▶ PROMPT A
Rewrite the paragraph of the lab report that begins "Concentration analysis of our samples" as a short list, keeping its main facts.
▶ PROMPT B
Reproduce the part of the lab report starting at "We performed RT-PCR" and ending at "was 23.25 (100/4.3).".
▶ PROMPT C
According to the lab report, how many cells/mL were recovered from the 2D sample?

▶ EXTRACT
==============================

We then ran RT-PCR on the cDNA from the samples to test for collagen 1 and collagen 2 production. The gel showed no collagen of either type for our 2D sample. This could be due to any number of problems, from low cell viability rate, to poor purification of mRNAs from the cells, or inefficient reverse transcription of the RNA to form cDNA (perhaps because of issues with the primer), or even problems with the PCR step itself. However, for 3D-1, the RT-PCR gel shows that a small amount of collagen 2 was produced, and that for 3D-2, a small amount of collagen 1 and a relatively large amount of collagen 2 were produced. The presence of collagen 2 in these two samples seems to indicate that the cells mostly retained chondrocytic phenotypes, as it is in this phenotype that higher amounts of collagen 2 are produced. These results could also indicate that growing cells in a 3D alginate setting causes increased production of both collagen types, since our 2D culture did have a significant cell count, and it seems unlikely that the RT-PCR failed to work properly only in both 2D samples.
For our experiments, we chose to test the effects of mechanical compressive stress on chondrocyte phenotype. Our 2D sample was cultured normally. Both of our 3D samples were cultured in Petri dishes: the control had no weight added and was cultured in 1% alginate, our test sample was compressed using the bottom of the inverted Petri dish, covered with filter paper to allow diffusion of nutrients and oxygen into the beads. We hypothesized that in compressive situations, similar to those seen by the cartilage in the knee, would result in maintained chondrocye phenotype.
Observation of the cells after one week of growth confirmed our prediction, at least initially. Our 2D sample was mostly de-differentiated, but not completely. It was hard to tell what happened with our 3D samples, but the cells within the beads looked circular. We recovered 356000 cells/mL of our 2D sample, and less of both of our 3D samples; 33300 cells/mL for the weighted sample and 116600 cells/mL for the control sample.
Our Live/Dead assay revealed very few dead cells, but also very few lives cells. This is most likely the result of relatively low recovery and incomplete staining. We think, after looking at the cells under normal lighting that it was a staining problem, and that most of our cells remained alive regardless of conditions.
Concentration analysis of our samples showed high protein amount in two out of three cell conditions. Our 2D sample had a concentration of 120.4 ug/mL, 3D control was 32.4 ug/mL, and 3D weighted was very low, at 6.8 ug/mL. We decided to run the full 200 ng of RNA in each RT-PCR reaction, but ran out of our 3D weighted sample. We ended up using only 75% as much for the 3D weighted as for the other two.
We performed RT-PCR on all three of our samples, but got very little yield. Our 2D samples yielded a strong band of collagen II (around 400bp), and a very faint but visible on the gel (not on the picture) around 100bp that was collagen I. None of our 3D samples showed visible bands, despite the high protein concentration evidenced in spectrophotometer. Regardless, based off the striking results of our 2D sample, we can conclude that even the cells displaying the more fibroblast phenotype were still producing markedly more collagen II than collagen I. Using the 2D results on the agarose gel, our collagen II to collagen I ratio was 23.25 (100/4.3).

==============================

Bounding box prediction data
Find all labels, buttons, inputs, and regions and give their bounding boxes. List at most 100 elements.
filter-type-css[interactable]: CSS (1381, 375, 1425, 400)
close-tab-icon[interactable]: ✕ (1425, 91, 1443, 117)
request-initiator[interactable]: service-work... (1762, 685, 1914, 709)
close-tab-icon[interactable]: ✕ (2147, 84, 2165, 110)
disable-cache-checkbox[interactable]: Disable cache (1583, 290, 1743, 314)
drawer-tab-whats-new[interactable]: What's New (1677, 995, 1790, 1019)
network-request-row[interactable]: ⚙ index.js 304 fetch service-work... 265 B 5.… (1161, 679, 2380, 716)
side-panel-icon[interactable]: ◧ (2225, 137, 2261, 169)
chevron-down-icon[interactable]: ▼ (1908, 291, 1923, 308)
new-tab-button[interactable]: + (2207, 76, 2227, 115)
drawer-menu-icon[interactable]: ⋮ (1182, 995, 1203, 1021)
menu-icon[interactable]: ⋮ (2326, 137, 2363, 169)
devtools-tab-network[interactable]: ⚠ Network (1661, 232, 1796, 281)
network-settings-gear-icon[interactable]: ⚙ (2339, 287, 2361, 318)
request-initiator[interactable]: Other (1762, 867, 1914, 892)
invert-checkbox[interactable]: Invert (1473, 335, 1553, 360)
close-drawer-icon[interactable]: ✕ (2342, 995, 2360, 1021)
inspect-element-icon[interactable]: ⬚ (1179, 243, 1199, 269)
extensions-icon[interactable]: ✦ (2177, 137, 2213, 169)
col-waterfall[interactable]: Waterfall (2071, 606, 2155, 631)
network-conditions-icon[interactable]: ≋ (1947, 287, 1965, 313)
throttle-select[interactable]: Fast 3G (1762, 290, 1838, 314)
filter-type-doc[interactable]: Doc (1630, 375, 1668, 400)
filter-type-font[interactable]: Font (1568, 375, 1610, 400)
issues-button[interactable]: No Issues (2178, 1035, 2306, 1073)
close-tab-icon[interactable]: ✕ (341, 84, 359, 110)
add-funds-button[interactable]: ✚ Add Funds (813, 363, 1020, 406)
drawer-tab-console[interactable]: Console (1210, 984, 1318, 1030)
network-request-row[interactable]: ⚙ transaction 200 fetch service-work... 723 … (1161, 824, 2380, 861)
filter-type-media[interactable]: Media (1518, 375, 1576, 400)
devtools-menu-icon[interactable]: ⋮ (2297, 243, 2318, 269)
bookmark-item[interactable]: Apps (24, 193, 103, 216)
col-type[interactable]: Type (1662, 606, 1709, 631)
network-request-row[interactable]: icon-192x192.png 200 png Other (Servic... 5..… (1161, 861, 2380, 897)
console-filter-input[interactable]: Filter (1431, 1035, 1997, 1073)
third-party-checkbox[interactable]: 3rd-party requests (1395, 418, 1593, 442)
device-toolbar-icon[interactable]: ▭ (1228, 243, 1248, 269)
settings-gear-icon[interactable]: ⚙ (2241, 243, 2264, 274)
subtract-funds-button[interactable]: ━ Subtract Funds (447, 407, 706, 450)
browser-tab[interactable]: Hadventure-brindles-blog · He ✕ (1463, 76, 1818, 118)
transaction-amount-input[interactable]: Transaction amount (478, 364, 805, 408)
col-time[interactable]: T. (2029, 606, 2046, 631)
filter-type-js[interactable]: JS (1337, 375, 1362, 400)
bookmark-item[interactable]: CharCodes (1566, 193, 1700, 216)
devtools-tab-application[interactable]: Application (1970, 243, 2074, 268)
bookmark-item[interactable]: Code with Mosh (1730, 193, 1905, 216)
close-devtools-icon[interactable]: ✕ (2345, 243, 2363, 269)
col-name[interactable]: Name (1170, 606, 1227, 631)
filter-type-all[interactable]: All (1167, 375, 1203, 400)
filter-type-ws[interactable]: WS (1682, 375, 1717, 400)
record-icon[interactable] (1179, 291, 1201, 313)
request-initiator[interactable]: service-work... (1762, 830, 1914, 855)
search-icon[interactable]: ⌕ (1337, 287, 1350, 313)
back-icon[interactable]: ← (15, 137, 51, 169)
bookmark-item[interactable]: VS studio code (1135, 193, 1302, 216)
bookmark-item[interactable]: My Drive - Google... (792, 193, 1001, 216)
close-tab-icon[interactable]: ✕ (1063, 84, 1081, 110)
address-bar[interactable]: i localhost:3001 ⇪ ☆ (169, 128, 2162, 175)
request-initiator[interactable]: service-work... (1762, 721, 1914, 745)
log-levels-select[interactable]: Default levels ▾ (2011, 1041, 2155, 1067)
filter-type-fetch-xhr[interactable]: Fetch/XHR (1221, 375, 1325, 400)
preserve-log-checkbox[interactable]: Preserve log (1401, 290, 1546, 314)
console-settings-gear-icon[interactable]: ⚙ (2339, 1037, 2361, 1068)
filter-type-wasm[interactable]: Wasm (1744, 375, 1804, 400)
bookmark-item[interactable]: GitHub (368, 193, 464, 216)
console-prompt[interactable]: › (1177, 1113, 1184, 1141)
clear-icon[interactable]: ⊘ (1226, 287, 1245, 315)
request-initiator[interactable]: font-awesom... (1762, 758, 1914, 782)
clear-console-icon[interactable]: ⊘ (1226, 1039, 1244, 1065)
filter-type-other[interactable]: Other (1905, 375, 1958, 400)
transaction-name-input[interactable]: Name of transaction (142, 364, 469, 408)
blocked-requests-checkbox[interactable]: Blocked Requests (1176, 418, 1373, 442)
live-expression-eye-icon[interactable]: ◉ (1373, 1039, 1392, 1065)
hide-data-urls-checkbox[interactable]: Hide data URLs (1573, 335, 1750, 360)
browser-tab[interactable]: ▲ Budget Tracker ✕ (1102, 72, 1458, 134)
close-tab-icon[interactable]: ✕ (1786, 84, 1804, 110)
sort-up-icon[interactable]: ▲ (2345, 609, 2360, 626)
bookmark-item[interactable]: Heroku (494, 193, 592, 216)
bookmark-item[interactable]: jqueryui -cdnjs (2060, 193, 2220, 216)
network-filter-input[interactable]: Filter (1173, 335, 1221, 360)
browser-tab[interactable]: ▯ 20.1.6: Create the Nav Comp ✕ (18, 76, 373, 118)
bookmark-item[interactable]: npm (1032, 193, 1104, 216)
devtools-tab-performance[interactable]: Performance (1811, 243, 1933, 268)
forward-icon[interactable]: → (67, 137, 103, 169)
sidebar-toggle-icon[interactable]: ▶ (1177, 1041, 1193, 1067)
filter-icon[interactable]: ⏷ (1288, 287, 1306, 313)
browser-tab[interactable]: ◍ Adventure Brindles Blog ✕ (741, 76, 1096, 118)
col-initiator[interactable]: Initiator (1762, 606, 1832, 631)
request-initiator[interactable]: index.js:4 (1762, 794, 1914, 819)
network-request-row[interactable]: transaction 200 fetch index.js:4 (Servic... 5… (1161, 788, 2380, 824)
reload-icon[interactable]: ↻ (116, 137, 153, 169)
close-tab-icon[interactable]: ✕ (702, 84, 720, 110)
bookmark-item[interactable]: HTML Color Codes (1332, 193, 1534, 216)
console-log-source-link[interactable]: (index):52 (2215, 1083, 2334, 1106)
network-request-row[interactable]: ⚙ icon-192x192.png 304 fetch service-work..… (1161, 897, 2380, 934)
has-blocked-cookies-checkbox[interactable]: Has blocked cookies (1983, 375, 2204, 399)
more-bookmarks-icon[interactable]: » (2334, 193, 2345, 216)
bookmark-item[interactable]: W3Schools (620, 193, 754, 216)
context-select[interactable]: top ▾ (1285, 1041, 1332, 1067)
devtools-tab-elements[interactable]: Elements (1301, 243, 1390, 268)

==============================

▶ EXERCISE RESULT A
- Two of the three cell conditions showed high protein amounts.
- 2D sample: 120.4 ug/mL
- 3D control: 32.4 ug/mL
- 3D weighted: very low, at 6.8 ug/mL
- The plan was to run the full 200 ng of RNA in each RT-PCR reaction, but the 3D weighted sample ran out, so only 75% as much was used for it as for the other two.

▶ EXERCISE RESULT B
We performed RT-PCR on all three of our samples, but got very little yield. Our 2D samples yielded a strong band of collagen II (around 400bp), and a very faint but visible on the gel (not on the picture) around 100bp that was collagen I. None of our 3D samples showed visible bands, despite the high protein concentration evidenced in spectrophotometer. Regardless, based off the striking results of our 2D sample, we can conclude that even the cells displaying the more fibroblast phenotype were still producing markedly more collagen II than collagen I. Using the 2D results on the agarose gel, our collagen II to collagen I ratio was 23.25 (100/4.3).

▶ EXERCISE RESULT C
356000 cells/mL.